> **Exercise brief**:
Wherever the word "name" appears in a line, extract that line.

(Dataset rows about figures)
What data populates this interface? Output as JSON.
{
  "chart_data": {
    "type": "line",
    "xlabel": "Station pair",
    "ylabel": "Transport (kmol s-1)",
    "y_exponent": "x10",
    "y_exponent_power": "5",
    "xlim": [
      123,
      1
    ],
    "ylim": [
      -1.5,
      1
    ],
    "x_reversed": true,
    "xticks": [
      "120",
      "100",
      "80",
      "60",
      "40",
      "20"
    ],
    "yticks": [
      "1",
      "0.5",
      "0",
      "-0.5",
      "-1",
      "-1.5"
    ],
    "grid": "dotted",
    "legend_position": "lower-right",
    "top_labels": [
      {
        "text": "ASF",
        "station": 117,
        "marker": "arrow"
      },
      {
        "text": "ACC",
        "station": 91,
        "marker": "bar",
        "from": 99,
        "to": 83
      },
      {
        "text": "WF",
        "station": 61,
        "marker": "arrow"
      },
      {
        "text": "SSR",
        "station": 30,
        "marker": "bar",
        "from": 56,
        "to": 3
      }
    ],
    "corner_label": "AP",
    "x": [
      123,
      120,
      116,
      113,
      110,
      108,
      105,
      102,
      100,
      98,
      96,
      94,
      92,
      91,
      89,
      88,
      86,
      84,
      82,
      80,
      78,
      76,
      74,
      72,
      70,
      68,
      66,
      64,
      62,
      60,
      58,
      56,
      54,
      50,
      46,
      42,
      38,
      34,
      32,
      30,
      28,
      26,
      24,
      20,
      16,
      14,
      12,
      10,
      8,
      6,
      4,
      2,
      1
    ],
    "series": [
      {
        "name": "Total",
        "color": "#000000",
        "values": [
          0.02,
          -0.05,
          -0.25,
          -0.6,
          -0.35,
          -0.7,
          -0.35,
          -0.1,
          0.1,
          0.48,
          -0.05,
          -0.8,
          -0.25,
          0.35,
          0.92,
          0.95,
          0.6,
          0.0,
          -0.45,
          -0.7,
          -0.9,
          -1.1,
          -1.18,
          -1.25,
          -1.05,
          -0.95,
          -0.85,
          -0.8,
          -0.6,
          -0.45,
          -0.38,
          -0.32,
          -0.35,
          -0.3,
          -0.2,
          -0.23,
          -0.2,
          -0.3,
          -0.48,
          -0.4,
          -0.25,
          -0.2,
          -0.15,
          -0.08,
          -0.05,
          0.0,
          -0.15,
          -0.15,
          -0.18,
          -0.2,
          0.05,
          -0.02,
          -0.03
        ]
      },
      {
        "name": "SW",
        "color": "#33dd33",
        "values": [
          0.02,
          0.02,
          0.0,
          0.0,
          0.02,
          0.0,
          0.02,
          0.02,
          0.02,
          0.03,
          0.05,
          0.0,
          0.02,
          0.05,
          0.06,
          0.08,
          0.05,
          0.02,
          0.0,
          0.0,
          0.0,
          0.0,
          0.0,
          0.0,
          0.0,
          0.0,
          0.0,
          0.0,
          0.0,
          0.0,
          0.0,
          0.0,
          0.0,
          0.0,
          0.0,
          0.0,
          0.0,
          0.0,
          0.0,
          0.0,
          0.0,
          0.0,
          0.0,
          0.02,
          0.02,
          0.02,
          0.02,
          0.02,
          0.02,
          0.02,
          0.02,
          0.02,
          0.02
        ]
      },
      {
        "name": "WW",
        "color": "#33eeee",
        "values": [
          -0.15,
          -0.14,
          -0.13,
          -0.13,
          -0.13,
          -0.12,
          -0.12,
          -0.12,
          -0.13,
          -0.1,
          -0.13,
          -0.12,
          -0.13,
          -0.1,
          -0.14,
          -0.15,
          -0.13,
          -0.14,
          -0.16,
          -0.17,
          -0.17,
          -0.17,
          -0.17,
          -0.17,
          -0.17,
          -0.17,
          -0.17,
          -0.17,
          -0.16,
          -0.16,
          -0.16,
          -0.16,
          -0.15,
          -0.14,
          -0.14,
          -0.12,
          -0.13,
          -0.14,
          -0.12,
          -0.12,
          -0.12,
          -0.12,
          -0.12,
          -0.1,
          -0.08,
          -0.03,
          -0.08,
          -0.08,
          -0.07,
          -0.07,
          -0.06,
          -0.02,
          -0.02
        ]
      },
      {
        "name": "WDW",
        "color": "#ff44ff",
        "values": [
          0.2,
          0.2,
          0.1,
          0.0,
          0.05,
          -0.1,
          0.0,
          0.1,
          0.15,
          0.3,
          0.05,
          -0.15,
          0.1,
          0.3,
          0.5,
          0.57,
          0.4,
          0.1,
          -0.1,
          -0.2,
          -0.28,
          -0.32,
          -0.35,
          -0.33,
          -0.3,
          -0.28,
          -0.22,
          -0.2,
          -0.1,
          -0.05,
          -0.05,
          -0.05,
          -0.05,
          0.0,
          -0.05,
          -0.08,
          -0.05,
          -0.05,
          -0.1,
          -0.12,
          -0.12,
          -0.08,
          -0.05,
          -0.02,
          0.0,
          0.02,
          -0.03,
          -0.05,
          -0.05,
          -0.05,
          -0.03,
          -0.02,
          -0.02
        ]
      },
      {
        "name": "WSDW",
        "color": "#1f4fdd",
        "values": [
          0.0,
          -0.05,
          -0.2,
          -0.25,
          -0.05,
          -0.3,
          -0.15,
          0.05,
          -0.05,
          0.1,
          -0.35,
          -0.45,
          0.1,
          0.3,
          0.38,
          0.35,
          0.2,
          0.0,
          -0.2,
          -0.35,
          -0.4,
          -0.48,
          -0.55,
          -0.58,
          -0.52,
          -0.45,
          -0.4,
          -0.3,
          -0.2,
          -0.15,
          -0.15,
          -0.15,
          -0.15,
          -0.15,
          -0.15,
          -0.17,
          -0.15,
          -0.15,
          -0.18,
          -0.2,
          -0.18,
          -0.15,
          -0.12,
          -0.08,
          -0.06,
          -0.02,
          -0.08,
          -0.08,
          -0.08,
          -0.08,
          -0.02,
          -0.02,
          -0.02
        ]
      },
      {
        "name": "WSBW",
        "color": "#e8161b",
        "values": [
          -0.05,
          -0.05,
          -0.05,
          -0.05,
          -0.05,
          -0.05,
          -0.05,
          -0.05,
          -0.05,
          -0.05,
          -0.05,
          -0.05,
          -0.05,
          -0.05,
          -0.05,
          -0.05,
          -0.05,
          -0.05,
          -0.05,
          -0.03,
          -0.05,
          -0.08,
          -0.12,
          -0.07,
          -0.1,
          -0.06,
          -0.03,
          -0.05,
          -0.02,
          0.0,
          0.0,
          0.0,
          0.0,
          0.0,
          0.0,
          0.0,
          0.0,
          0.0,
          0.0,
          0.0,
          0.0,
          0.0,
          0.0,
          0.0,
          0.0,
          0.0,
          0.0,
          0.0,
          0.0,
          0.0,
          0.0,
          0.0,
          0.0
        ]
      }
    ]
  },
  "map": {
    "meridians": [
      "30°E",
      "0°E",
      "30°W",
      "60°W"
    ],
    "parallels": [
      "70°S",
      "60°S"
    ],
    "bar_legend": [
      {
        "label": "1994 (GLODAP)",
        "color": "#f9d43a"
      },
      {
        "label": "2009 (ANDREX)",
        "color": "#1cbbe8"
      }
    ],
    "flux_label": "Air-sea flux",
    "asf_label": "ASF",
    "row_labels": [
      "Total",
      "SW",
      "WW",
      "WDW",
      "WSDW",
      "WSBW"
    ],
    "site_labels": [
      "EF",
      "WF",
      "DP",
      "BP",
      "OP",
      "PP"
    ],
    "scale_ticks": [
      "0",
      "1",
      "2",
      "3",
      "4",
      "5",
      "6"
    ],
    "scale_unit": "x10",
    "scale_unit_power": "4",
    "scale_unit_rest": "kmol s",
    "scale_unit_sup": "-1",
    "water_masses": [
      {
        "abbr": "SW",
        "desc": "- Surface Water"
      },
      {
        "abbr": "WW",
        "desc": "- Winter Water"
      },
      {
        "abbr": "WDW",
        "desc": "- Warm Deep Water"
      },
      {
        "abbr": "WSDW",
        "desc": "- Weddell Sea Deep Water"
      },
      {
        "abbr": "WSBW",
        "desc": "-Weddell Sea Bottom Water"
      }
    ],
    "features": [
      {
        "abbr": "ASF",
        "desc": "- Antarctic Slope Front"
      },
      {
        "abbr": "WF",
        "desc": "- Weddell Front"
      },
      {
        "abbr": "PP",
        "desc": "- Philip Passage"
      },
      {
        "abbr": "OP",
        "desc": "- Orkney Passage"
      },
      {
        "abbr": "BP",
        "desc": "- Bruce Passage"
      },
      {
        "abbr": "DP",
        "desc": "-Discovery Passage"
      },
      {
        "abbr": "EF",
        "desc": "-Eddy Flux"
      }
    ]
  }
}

> **Output for this task**:
        "name": "Total",
        "name": "SW",
        "name": "WW",
        "name": "WDW",
        "name": "WSDW",
        "name": "WSBW",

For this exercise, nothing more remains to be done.